- **Information given**
** Start **

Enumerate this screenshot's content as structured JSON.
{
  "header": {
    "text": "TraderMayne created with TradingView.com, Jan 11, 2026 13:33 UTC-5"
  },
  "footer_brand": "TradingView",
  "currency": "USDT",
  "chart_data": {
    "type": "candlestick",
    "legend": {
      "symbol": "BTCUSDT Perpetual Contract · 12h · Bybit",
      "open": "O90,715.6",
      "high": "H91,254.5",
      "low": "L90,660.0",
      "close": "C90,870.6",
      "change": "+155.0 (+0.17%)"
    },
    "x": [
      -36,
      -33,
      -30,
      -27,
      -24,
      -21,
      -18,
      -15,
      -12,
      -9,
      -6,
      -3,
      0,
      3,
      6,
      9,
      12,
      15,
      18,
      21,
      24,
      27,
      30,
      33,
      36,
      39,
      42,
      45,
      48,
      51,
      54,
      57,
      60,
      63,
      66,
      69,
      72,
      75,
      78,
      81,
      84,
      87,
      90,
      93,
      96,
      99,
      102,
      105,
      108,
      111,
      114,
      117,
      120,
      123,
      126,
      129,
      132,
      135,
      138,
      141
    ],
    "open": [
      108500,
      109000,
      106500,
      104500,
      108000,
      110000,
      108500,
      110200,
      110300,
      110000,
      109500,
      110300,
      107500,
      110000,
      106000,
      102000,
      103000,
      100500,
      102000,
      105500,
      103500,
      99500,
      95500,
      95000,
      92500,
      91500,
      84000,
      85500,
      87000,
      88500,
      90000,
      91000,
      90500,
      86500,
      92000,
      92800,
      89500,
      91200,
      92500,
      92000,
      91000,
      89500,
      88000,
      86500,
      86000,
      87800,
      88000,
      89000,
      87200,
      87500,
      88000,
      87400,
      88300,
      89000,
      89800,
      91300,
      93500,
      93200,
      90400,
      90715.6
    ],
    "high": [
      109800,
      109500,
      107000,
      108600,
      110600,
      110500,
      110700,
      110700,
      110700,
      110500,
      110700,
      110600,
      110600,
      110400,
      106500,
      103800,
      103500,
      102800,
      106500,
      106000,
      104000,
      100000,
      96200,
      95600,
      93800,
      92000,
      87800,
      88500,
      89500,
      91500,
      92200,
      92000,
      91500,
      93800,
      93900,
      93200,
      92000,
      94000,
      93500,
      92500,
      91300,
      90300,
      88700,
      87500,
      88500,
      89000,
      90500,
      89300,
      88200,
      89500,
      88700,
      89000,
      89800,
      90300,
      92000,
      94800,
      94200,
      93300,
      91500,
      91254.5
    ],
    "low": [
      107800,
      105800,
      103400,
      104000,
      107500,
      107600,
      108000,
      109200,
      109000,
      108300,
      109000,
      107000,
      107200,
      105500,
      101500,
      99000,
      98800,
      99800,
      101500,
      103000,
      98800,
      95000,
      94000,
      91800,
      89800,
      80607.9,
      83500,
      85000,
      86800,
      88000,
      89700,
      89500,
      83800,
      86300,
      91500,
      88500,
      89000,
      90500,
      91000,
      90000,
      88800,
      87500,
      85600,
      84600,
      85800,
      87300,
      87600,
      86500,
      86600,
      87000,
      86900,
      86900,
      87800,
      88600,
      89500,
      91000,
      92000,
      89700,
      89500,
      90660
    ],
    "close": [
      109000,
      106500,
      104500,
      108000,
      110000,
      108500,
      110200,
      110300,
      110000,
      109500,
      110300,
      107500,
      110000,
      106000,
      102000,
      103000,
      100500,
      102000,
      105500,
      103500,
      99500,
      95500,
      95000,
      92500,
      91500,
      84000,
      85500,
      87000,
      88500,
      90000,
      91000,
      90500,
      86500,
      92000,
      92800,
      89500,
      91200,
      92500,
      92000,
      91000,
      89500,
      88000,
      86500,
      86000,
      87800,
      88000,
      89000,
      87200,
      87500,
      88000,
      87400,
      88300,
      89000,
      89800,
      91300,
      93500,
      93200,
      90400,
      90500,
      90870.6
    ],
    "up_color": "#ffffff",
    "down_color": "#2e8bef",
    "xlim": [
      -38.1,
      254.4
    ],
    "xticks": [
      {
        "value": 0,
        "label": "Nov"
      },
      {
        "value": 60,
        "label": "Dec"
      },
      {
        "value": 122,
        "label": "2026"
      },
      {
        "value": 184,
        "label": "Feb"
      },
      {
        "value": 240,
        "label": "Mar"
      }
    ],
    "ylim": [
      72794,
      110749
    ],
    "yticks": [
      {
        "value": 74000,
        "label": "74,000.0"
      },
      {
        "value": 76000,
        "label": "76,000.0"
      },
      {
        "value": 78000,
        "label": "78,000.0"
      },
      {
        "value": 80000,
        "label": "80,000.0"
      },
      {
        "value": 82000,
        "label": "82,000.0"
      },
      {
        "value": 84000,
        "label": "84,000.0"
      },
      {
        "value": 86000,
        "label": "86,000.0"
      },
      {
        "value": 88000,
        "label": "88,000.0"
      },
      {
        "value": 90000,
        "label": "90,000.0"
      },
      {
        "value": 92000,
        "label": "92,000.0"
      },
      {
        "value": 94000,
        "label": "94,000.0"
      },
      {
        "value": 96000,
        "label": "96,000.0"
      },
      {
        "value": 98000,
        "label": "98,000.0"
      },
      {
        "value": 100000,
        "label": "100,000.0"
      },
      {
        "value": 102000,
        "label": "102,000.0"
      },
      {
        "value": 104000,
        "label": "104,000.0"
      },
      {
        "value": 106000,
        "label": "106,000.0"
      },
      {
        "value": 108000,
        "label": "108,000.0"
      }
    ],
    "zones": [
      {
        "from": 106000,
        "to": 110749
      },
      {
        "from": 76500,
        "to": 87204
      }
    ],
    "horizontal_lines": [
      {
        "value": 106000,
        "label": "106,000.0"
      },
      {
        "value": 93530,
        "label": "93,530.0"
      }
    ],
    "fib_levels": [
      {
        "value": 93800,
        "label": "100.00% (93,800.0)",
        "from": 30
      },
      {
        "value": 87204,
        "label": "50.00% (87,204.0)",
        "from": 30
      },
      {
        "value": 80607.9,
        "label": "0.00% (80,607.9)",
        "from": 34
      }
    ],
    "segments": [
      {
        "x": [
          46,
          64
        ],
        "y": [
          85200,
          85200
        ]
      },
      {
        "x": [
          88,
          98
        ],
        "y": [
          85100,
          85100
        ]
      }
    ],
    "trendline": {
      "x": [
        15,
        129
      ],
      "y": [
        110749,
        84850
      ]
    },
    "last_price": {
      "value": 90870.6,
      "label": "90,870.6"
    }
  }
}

** End **

- **What you will do**
Go through the listing above and restate it word for word.

- **Solved problem**
Enumerate this screenshot's content as structured JSON.
{
  "header": {
    "text": "TraderMayne created with TradingView.com, Jan 11, 2026 13:33 UTC-5"
  },
  "footer_brand": "TradingView",
  "currency": "USDT",
  "chart_data": {
    "type": "candlestick",
    "legend": {
      "symbol": "BTCUSDT Perpetual Contract · 12h · Bybit",
      "open": "O90,715.6",
      "high": "H91,254.5",
      "low": "L90,660.0",
      "close": "C90,870.6",
      "change": "+155.0 (+0.17%)"
    },
    "x": [
      -36,
      -33,
      -30,
      -27,
      -24,
      -21,
      -18,
      -15,
      -12,
      -9,
      -6,
      -3,
      0,
      3,
      6,
      9,
      12,
      15,
      18,
      21,
      24,
      27,
      30,
      33,
      36,
      39,
      42,
      45,
      48,
      51,
      54,
      57,
      60,
      63,
      66,
      69,
      72,
      75,
      78,
      81,
      84,
      87,
      90,
      93,
      96,
      99,
      102,
      105,
      108,
      111,
      114,
      117,
      120,
      123,
      126,
      129,
      132,
      135,
      138,
      141
    ],
    "open": [
      108500,
      109000,
      106500,
      104500,
      108000,
      110000,
      108500,
      110200,
      110300,
      110000,
      109500,
      110300,
      107500,
      110000,
      106000,
      102000,
      103000,
      100500,
      102000,
      105500,
      103500,
      99500,
      95500,
      95000,
      92500,
      91500,
      84000,
      85500,
      87000,
      88500,
      90000,
      91000,
      90500,
      86500,
      92000,
      92800,
      89500,
      91200,
      92500,
      92000,
      91000,
      89500,
      88000,
      86500,
      86000,
      87800,
      88000,
      89000,
      87200,
      87500,
      88000,
      87400,
      88300,
      89000,
      89800,
      91300,
      93500,
      93200,
      90400,
      90715.6
    ],
    "high": [
      109800,
      109500,
      107000,
      108600,
      110600,
      110500,
      110700,
      110700,
      110700,
      110500,
      110700,
      110600,
      110600,
      110400,
      106500,
      103800,
      103500,
      102800,
      106500,
      106000,
      104000,
      100000,
      96200,
      95600,
      93800,
      92000,
      87800,
      88500,
      89500,
      91500,
      92200,
      92000,
      91500,
      93800,
      93900,
      93200,
      92000,
      94000,
      93500,
      92500,
      91300,
      90300,
      88700,
      87500,
      88500,
      89000,
      90500,
      89300,
      88200,
      89500,
      88700,
      89000,
      89800,
      90300,
      92000,
      94800,
      94200,
      93300,
      91500,
      91254.5
    ],
    "low": [
      107800,
      105800,
      103400,
      104000,
      107500,
      107600,
      108000,
      109200,
      109000,
      108300,
      109000,
      107000,
      107200,
      105500,
      101500,
      99000,
      98800,
      99800,
      101500,
      103000,
      98800,
      95000,
      94000,
      91800,
      89800,
      80607.9,
      83500,
      85000,
      86800,
      88000,
      89700,
      89500,
      83800,
      86300,
      91500,
      88500,
      89000,
      90500,
      91000,
      90000,
      88800,
      87500,
      85600,
      84600,
      85800,
      87300,
      87600,
      86500,
      86600,
      87000,
      86900,
      86900,
      87800,
      88600,
      89500,
      91000,
      92000,
      89700,
      89500,
      90660
    ],
    "close": [
      109000,
      106500,
      104500,
      108000,
      110000,
      108500,
      110200,
      110300,
      110000,
      109500,
      110300,
      107500,
      110000,
      106000,
      102000,
      103000,
      100500,
      102000,
      105500,
      103500,
      99500,
      95500,
      95000,
      92500,
      91500,
      84000,
      85500,
      87000,
      88500,
      90000,
      91000,
      90500,
      86500,
      92000,
      92800,
      89500,
      91200,
      92500,
      92000,
      91000,
      89500,
      88000,
      86500,
      86000,
      87800,
      88000,
      89000,
      87200,
      87500,
      88000,
      87400,
      88300,
      89000,
      89800,
      91300,
      93500,
      93200,
      90400,
      90500,
      90870.6
    ],
    "up_color": "#ffffff",
    "down_color": "#2e8bef",
    "xlim": [
      -38.1,
      254.4
    ],
    "xticks": [
      {
        "value": 0,
        "label": "Nov"
      },
      {
        "value": 60,
        "label": "Dec"
      },
      {
        "value": 122,
        "label": "2026"
      },
      {
        "value": 184,
        "label": "Feb"
      },
      {
        "value": 240,
        "label": "Mar"
      }
    ],
    "ylim": [
      72794,
      110749
    ],
    "yticks": [
      {
        "value": 74000,
        "label": "74,000.0"
      },
      {
        "value": 76000,
        "label": "76,000.0"
      },
      {
        "value": 78000,
        "label": "78,000.0"
      },
      {
        "value": 80000,
        "label": "80,000.0"
      },
      {
        "value": 82000,
        "label": "82,000.0"
      },
      {
        "value": 84000,
        "label": "84,000.0"
      },
      {
        "value": 86000,
        "label": "86,000.0"
      },
      {
        "value": 88000,
        "label": "88,000.0"
      },
      {
        "value": 90000,
        "label": "90,000.0"
      },
      {
        "value": 92000,
        "label": "92,000.0"
      },
      {
        "value": 94000,
        "label": "94,000.0"
      },
      {
        "value": 96000,
        "label": "96,000.0"
      },
      {
        "value": 98000,
        "label": "98,000.0"
      },
      {
        "value": 100000,
        "label": "100,000.0"
      },
      {
        "value": 102000,
        "label": "102,000.0"
      },
      {
        "value": 104000,
        "label": "104,000.0"
      },
      {
        "value": 106000,
        "label": "106,000.0"
      },
      {
        "value": 108000,
        "label": "108,000.0"
      }
    ],
    "zones": [
      {
        "from": 106000,
        "to": 110749
      },
      {
        "from": 76500,
        "to": 87204
      }
    ],
    "horizontal_lines": [
      {
        "value": 106000,
        "label": "106,000.0"
      },
      {
        "value": 93530,
        "label": "93,530.0"
      }
    ],
    "fib_levels": [
      {
        "value": 93800,
        "label": "100.00% (93,800.0)",
        "from": 30
      },
      {
        "value": 87204,
        "label": "50.00% (87,204.0)",
        "from": 30
      },
      {
        "value": 80607.9,
        "label": "0.00% (80,607.9)",
        "from": 34
      }
    ],
    "segments": [
      {
        "x": [
          46,
          64
        ],
        "y": [
          85200,
          85200
        ]
      },
      {
        "x": [
          88,
          98
        ],
        "y": [
          85100,
          85100
        ]
      }
    ],
    "trendline": {
      "x": [
        15,
        129
      ],
      "y": [
        110749,
        84850
      ]
    },
    "last_price": {
      "value": 90870.6,
      "label": "90,870.6"
    }
  }
}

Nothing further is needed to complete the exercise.